SET PROBLEM
For this exercise, copy out each line of the material below that includes "linewidth".

DATA SHOWN
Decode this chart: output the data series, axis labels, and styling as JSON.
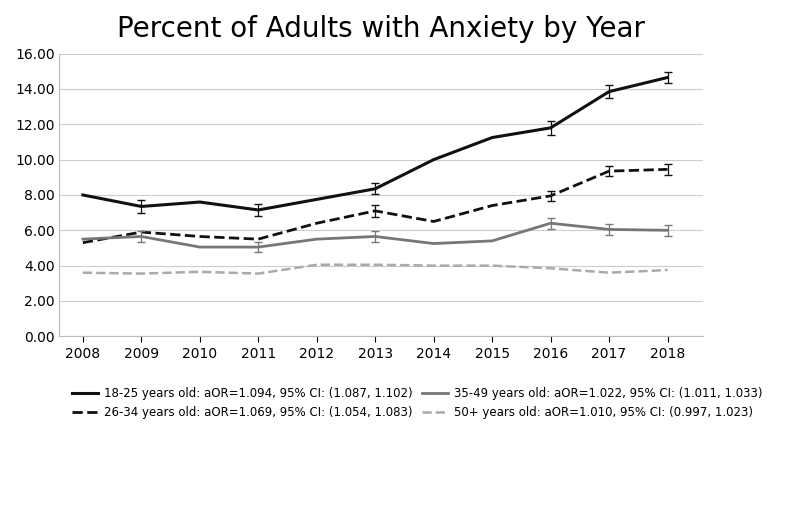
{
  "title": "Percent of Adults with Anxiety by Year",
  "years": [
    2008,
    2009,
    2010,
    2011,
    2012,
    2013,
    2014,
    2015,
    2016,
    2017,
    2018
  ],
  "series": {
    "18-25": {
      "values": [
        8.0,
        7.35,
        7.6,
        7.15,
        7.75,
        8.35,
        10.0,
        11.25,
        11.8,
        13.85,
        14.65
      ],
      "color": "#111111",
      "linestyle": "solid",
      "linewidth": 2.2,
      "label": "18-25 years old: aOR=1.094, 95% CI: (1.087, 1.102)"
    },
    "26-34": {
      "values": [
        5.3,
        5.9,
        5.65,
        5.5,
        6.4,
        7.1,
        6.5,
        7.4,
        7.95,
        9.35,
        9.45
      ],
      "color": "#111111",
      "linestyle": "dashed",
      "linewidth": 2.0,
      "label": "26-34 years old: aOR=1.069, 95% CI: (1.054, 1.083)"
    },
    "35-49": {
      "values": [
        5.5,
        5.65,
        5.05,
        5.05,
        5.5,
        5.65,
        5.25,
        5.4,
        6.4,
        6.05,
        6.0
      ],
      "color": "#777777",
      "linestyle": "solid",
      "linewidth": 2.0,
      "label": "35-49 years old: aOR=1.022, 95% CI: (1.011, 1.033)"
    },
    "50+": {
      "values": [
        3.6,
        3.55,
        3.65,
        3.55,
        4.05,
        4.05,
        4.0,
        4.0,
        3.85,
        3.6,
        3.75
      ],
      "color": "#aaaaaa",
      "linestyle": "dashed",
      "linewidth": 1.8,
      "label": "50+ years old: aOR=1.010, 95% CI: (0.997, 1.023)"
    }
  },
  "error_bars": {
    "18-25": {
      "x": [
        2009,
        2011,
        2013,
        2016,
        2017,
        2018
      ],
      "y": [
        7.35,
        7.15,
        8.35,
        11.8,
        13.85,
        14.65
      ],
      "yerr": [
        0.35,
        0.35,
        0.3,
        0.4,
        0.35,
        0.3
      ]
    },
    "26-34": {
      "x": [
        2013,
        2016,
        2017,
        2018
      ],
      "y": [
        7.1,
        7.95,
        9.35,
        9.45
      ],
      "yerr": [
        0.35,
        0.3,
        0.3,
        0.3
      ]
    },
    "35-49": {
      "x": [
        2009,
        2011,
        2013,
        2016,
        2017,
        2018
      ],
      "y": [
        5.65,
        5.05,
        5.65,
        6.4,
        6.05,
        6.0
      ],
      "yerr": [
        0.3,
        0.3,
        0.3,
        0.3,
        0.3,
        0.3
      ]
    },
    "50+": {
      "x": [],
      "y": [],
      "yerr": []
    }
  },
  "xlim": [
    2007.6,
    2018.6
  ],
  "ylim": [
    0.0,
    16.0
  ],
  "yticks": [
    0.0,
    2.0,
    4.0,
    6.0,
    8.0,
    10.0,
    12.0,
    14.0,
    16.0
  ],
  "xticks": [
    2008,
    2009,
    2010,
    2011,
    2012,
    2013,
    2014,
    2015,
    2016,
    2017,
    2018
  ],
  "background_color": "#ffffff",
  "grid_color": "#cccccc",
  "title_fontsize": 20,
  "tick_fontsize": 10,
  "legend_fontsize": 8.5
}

WRITTEN RESPONSE
      "linewidth": 2.2,
      "linewidth": 2.0,
      "linewidth": 2.0,
      "linewidth": 1.8,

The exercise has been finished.